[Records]
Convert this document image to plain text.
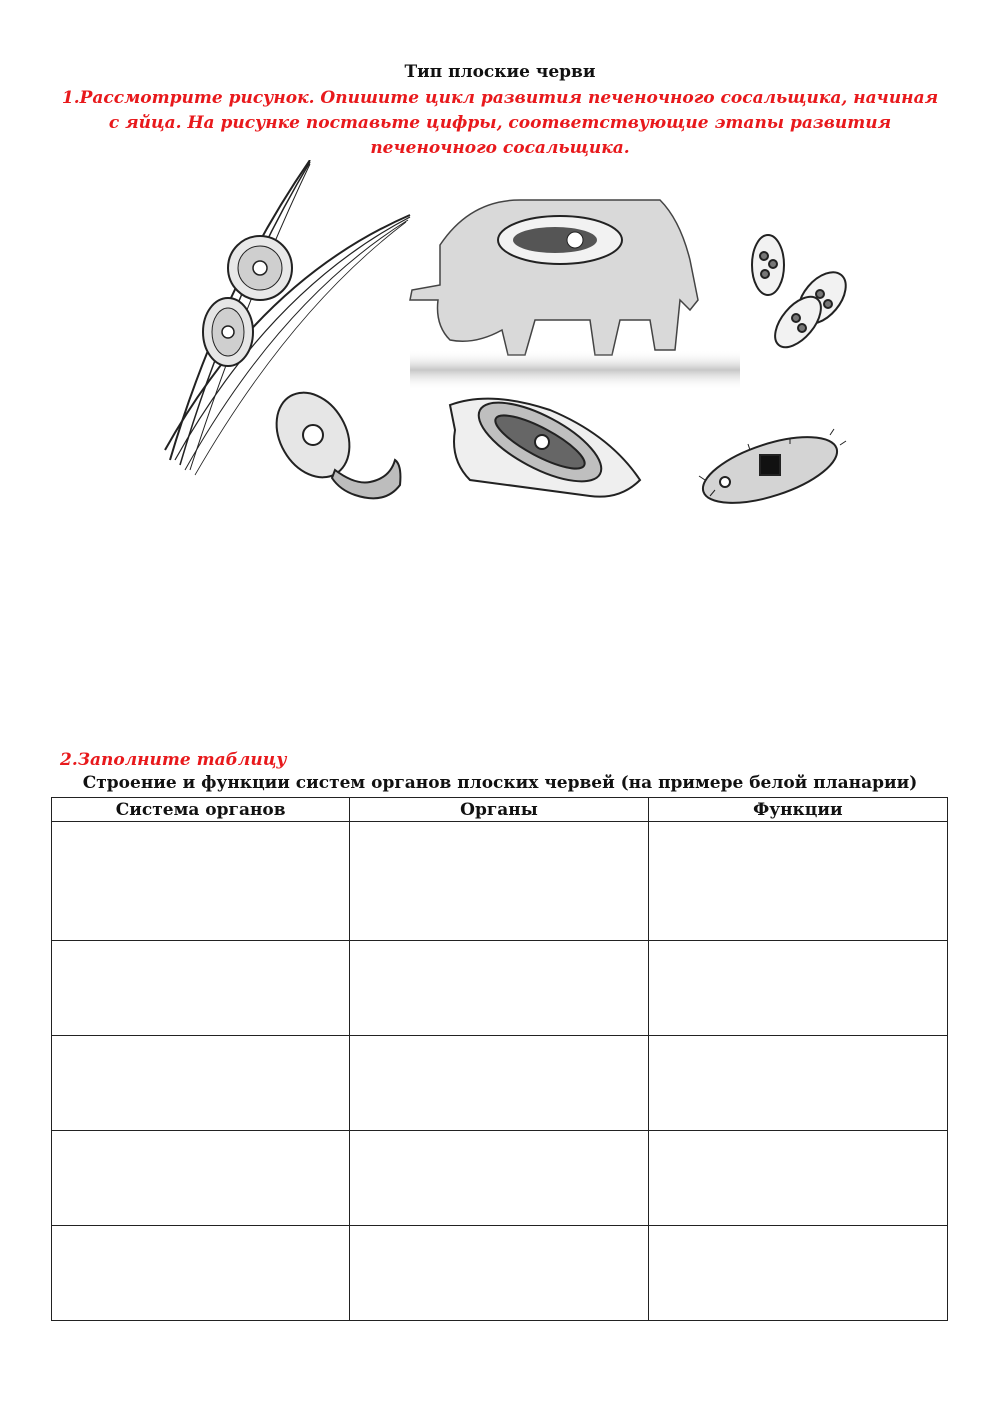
Тип плоские черви
1.Рассмотрите рисунок. Опишите цикл развития печеночного сосальщика, начиная с яйца. На рисунке поставьте цифры, соответствующие этапы развития печеночного сосальщика.
2.Заполните таблицу
Строение и функции систем органов плоских червей (на примере белой планарии)
Система органов	Органы	Функции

REQUEST:
Collect the lines that hold "органов".

WRITTEN RESPONSE:
Строение и функции систем органов плоских червей (на примере белой планарии)
Система органов	Органы	Функции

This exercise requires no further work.